* **Set task**
In the listing below, count the lines with "trade" and report only the figure.

* **Information shown**
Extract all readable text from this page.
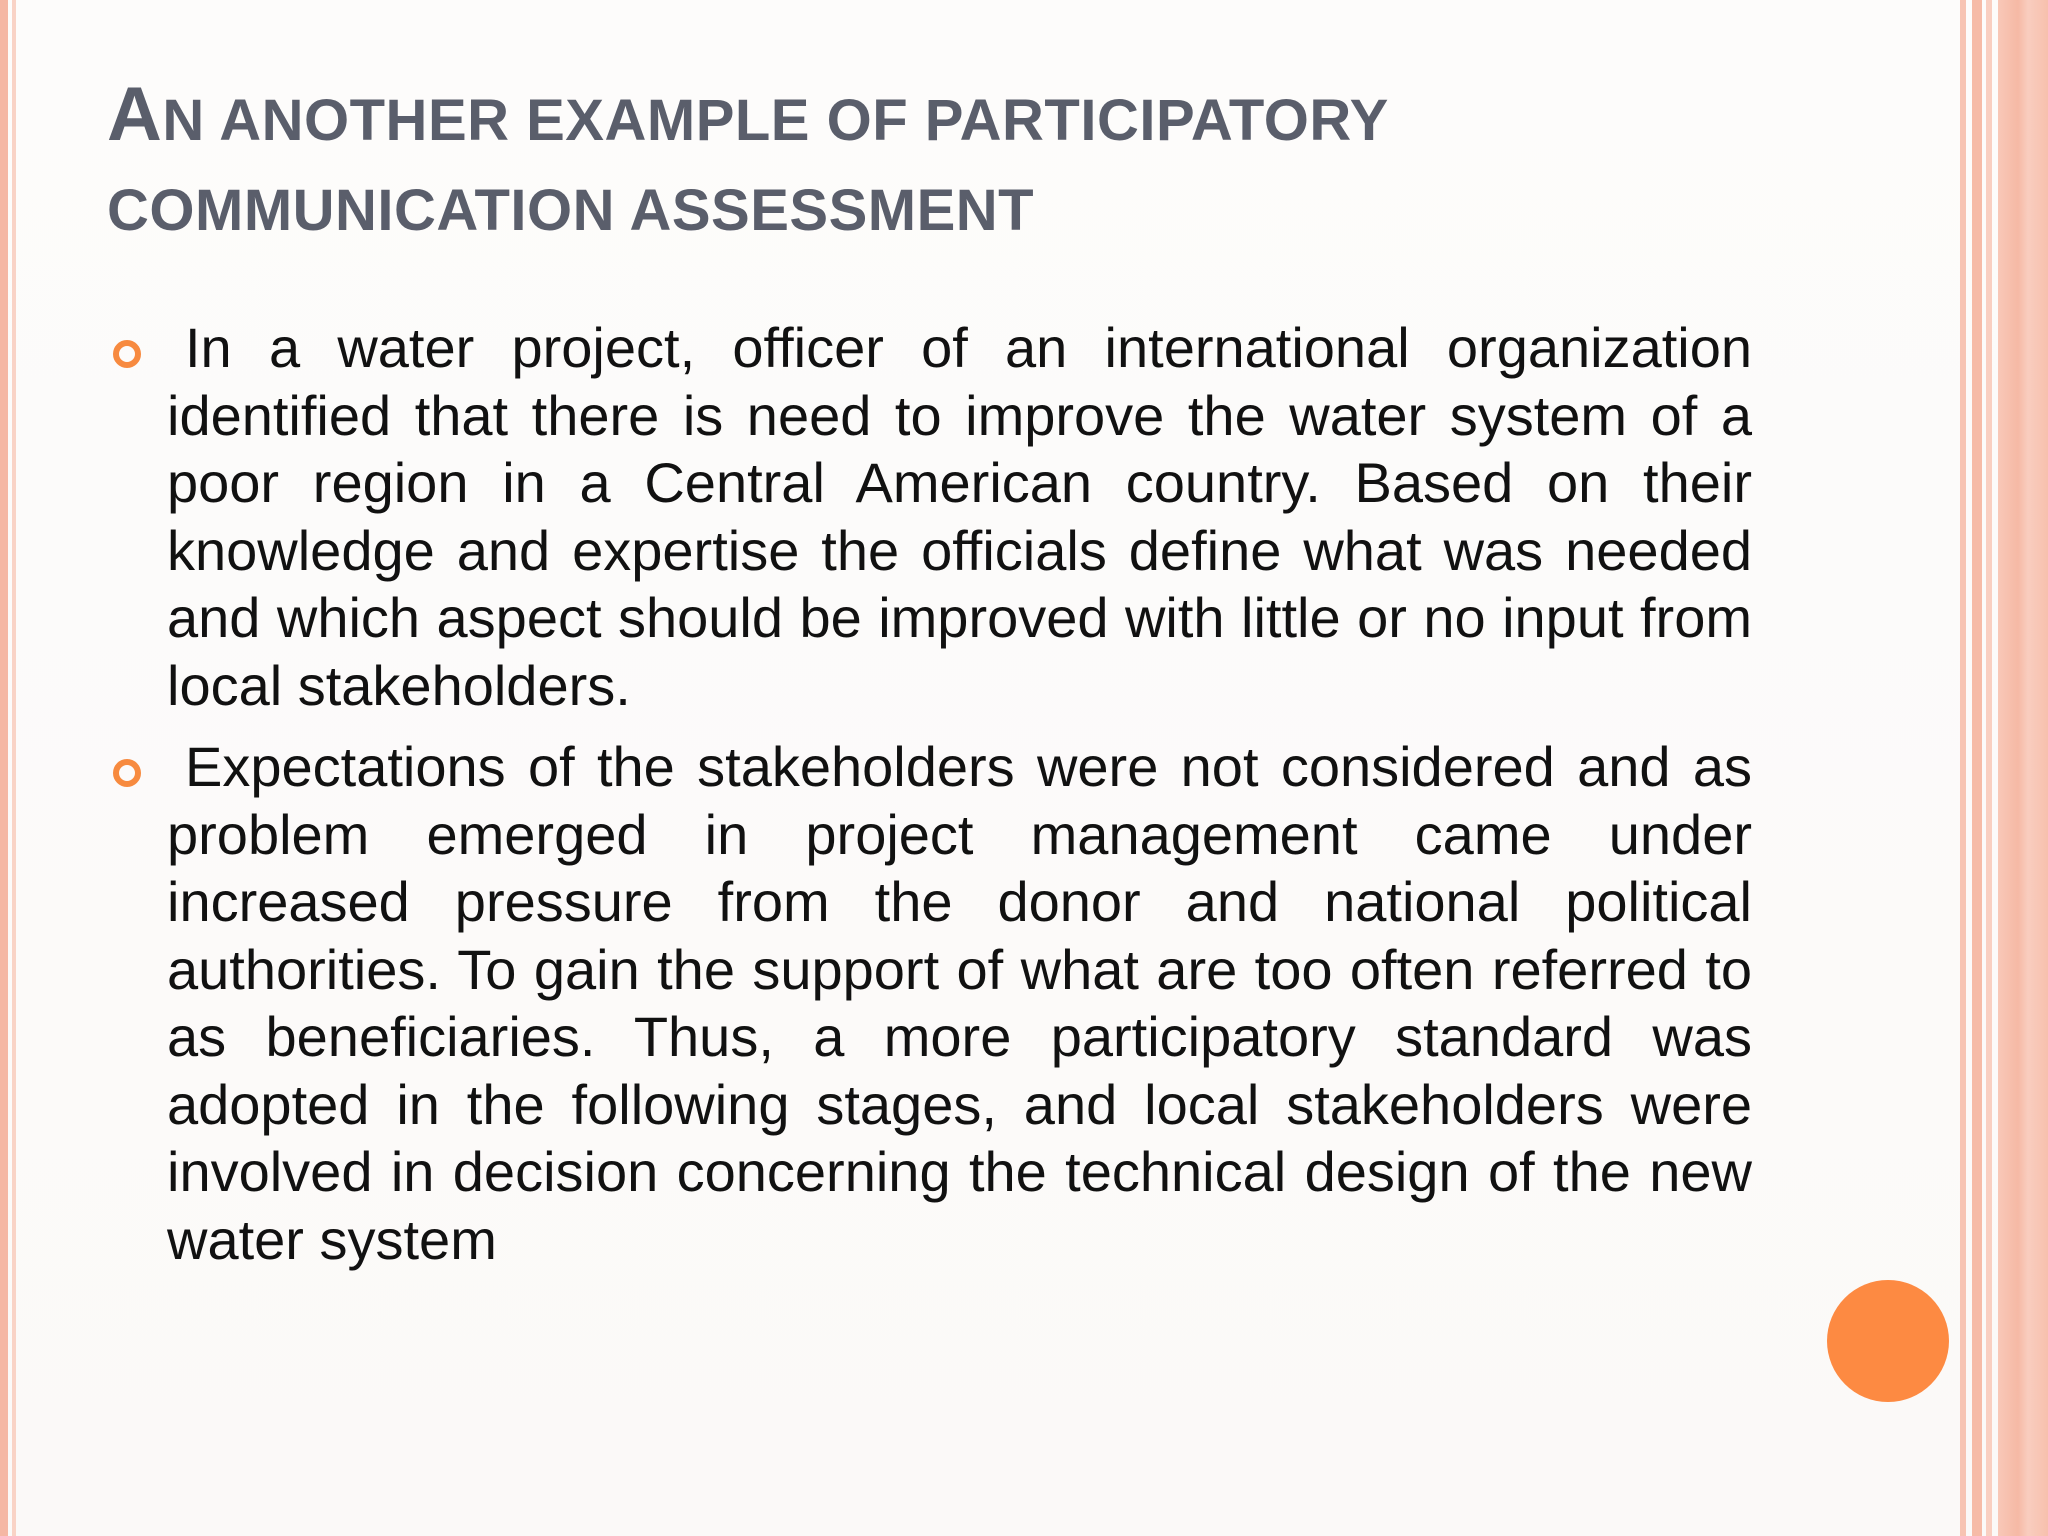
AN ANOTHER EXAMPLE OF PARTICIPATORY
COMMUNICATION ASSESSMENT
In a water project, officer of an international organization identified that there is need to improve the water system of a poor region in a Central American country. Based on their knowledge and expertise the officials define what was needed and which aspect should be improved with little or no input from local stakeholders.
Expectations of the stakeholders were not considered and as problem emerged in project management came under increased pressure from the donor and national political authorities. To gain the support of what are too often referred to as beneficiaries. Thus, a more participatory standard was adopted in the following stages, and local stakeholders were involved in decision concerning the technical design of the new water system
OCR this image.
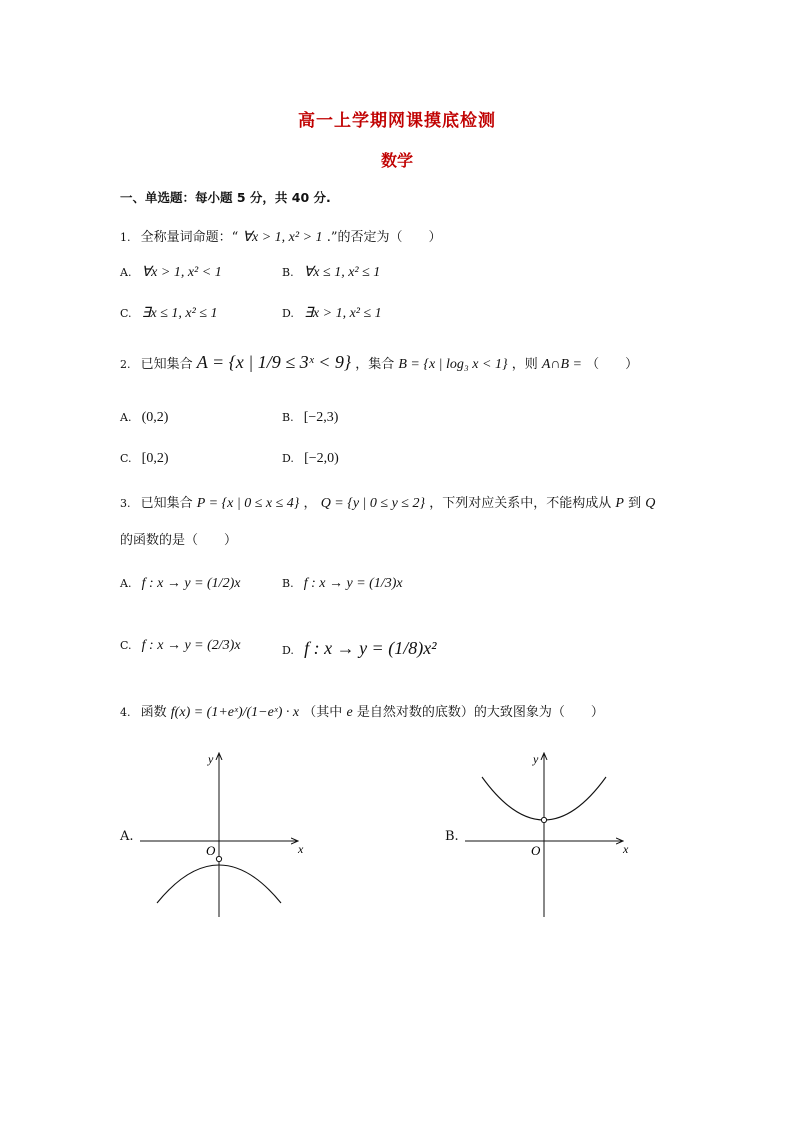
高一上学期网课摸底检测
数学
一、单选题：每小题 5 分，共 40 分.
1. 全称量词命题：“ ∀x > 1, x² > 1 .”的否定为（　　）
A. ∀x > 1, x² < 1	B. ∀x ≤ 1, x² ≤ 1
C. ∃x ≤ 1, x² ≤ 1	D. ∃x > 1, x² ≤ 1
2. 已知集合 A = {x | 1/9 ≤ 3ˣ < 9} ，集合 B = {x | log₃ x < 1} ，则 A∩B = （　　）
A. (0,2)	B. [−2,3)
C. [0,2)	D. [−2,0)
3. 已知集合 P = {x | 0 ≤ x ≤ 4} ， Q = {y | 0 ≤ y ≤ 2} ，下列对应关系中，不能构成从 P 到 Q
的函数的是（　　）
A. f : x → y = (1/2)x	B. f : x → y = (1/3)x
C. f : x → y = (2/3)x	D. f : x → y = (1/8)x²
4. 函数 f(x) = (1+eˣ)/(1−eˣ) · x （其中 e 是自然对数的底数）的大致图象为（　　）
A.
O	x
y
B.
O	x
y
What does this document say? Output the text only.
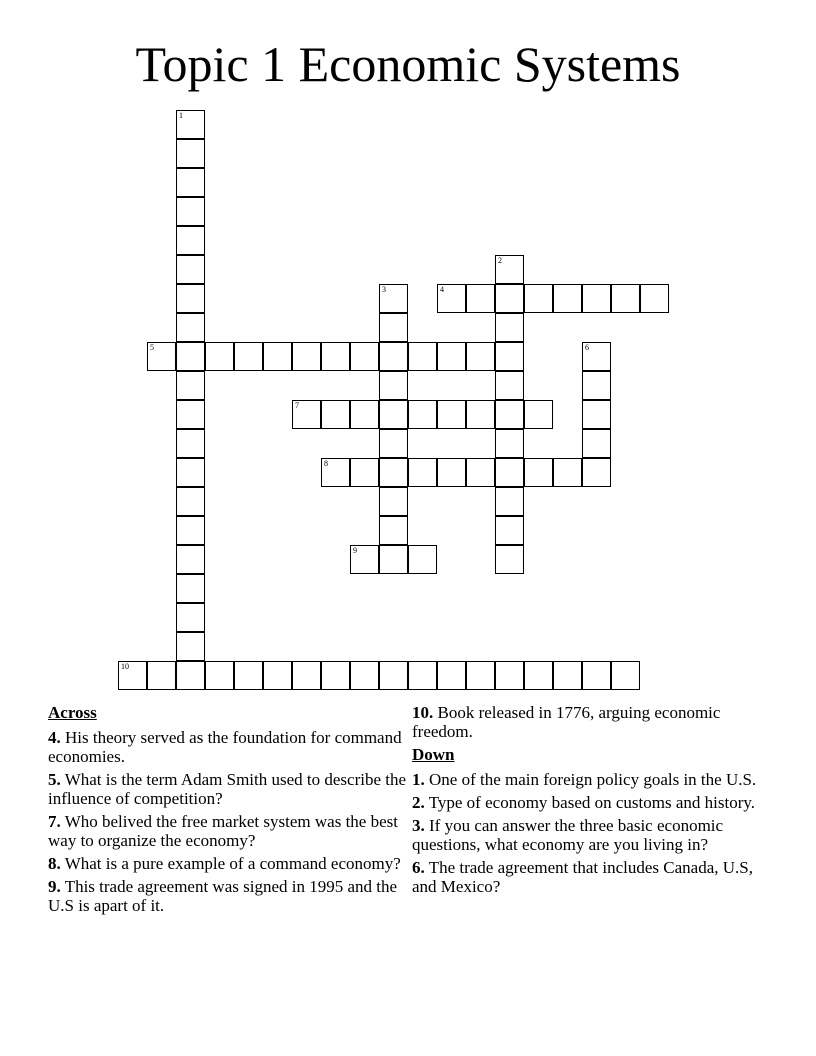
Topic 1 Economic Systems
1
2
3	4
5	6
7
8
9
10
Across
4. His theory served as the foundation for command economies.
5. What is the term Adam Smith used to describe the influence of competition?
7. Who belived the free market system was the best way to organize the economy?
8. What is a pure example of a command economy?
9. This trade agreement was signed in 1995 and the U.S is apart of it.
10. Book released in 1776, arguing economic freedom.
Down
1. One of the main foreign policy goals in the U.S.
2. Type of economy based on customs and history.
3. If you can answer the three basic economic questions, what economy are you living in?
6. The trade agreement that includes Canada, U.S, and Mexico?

* **Written response**
2